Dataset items
■ ■ ■ ■ ■
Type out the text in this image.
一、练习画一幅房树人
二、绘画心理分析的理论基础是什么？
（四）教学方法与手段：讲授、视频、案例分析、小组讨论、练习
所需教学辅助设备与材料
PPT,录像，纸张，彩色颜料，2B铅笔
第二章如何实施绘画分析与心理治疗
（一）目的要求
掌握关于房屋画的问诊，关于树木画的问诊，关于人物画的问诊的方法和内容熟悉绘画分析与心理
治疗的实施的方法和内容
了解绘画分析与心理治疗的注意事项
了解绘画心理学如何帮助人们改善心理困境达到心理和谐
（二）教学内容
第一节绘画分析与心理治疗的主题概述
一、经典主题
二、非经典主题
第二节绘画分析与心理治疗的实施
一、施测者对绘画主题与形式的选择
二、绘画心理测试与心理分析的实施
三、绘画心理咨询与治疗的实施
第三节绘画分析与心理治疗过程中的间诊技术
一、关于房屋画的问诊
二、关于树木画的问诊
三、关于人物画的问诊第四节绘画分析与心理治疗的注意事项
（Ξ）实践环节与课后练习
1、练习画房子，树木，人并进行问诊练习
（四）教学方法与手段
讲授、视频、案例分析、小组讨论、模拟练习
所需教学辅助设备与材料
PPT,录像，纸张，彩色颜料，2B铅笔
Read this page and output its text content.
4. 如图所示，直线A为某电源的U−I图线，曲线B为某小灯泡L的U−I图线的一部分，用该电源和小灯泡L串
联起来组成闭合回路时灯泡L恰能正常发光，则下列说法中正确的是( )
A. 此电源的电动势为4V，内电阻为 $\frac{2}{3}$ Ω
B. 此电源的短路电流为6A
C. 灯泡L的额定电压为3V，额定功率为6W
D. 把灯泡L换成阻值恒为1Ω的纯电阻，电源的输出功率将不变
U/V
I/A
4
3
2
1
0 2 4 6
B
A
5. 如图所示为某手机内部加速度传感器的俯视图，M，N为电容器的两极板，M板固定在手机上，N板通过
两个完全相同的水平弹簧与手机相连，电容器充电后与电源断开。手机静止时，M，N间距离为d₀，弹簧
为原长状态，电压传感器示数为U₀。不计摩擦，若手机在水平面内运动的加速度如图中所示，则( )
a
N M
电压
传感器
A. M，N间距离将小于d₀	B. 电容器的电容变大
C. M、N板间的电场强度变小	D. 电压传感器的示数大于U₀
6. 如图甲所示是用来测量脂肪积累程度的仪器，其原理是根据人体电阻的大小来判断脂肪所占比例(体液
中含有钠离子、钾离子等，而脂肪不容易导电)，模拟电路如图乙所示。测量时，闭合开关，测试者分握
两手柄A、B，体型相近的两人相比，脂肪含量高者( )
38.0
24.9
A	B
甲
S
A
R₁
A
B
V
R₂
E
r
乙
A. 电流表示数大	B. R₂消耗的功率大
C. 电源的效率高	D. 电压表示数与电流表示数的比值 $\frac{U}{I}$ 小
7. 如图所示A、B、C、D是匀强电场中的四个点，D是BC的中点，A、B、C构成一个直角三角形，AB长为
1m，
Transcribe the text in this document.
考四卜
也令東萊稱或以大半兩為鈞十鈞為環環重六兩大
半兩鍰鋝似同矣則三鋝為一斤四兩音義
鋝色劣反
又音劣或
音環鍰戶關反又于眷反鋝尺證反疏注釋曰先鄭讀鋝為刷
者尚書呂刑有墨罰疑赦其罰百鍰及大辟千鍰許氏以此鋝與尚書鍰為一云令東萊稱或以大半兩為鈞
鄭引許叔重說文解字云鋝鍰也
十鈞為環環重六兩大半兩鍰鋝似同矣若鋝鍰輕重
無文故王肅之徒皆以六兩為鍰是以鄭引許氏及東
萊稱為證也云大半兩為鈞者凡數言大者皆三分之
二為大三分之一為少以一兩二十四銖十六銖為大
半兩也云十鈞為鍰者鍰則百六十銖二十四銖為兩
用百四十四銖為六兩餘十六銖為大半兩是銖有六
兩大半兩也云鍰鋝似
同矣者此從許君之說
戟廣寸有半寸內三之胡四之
■ ■ ■ ■ ■
## PROBLEM STATEMENT
Give the data again, exactly as it stands.

## WORKED ANSWER
Type out the text in this image.
一、练习画一幅房树人
二、绘画心理分析的理论基础是什么？
（四）教学方法与手段：讲授、视频、案例分析、小组讨论、练习
所需教学辅助设备与材料
PPT,录像，纸张，彩色颜料，2B铅笔
第二章如何实施绘画分析与心理治疗
（一）目的要求
掌握关于房屋画的问诊，关于树木画的问诊，关于人物画的问诊的方法和内容熟悉绘画分析与心理
治疗的实施的方法和内容
了解绘画分析与心理治疗的注意事项
了解绘画心理学如何帮助人们改善心理困境达到心理和谐
（二）教学内容
第一节绘画分析与心理治疗的主题概述
一、经典主题
二、非经典主题
第二节绘画分析与心理治疗的实施
一、施测者对绘画主题与形式的选择
二、绘画心理测试与心理分析的实施
三、绘画心理咨询与治疗的实施
第三节绘画分析与心理治疗过程中的间诊技术
一、关于房屋画的问诊
二、关于树木画的问诊
三、关于人物画的问诊第四节绘画分析与心理治疗的注意事项
（Ξ）实践环节与课后练习
1、练习画房子，树木，人并进行问诊练习
（四）教学方法与手段
讲授、视频、案例分析、小组讨论、模拟练习
所需教学辅助设备与材料
PPT,录像，纸张，彩色颜料，2B铅笔
Read this page and output its text content.
4. 如图所示，直线A为某电源的U−I图线，曲线B为某小灯泡L的U−I图线的一部分，用该电源和小灯泡L串
联起来组成闭合回路时灯泡L恰能正常发光，则下列说法中正确的是( )
A. 此电源的电动势为4V，内电阻为 $\frac{2}{3}$ Ω
B. 此电源的短路电流为6A
C. 灯泡L的额定电压为3V，额定功率为6W
D. 把灯泡L换成阻值恒为1Ω的纯电阻，电源的输出功率将不变
U/V
I/A
4
3
2
1
0 2 4 6
B
A
5. 如图所示为某手机内部加速度传感器的俯视图，M，N为电容器的两极板，M板固定在手机上，N板通过
两个完全相同的水平弹簧与手机相连，电容器充电后与电源断开。手机静止时，M，N间距离为d₀，弹簧
为原长状态，电压传感器示数为U₀。不计摩擦，若手机在水平面内运动的加速度如图中所示，则( )
a
N M
电压
传感器
A. M，N间距离将小于d₀	B. 电容器的电容变大
C. M、N板间的电场强度变小	D. 电压传感器的示数大于U₀
6. 如图甲所示是用来测量脂肪积累程度的仪器，其原理是根据人体电阻的大小来判断脂肪所占比例(体液
中含有钠离子、钾离子等，而脂肪不容易导电)，模拟电路如图乙所示。测量时，闭合开关，测试者分握
两手柄A、B，体型相近的两人相比，脂肪含量高者( )
38.0
24.9
A	B
甲
S
A
R₁
A
B
V
R₂
E
r
乙
A. 电流表示数大	B. R₂消耗的功率大
C. 电源的效率高	D. 电压表示数与电流表示数的比值 $\frac{U}{I}$ 小
7. 如图所示A、B、C、D是匀强电场中的四个点，D是BC的中点，A、B、C构成一个直角三角形，AB长为
1m，
Transcribe the text in this document.
考四卜
也令東萊稱或以大半兩為鈞十鈞為環環重六兩大
半兩鍰鋝似同矣則三鋝為一斤四兩音義
鋝色劣反
又音劣或
音環鍰戶關反又于眷反鋝尺證反疏注釋曰先鄭讀鋝為刷
者尚書呂刑有墨罰疑赦其罰百鍰及大辟千鍰許氏以此鋝與尚書鍰為一云令東萊稱或以大半兩為鈞
鄭引許叔重說文解字云鋝鍰也
十鈞為環環重六兩大半兩鍰鋝似同矣若鋝鍰輕重
無文故王肅之徒皆以六兩為鍰是以鄭引許氏及東
萊稱為證也云大半兩為鈞者凡數言大者皆三分之
二為大三分之一為少以一兩二十四銖十六銖為大
半兩也云十鈞為鍰者鍰則百六十銖二十四銖為兩
用百四十四銖為六兩餘十六銖為大半兩是銖有六
兩大半兩也云鍰鋝似
同矣者此從許君之說
戟廣寸有半寸內三之胡四之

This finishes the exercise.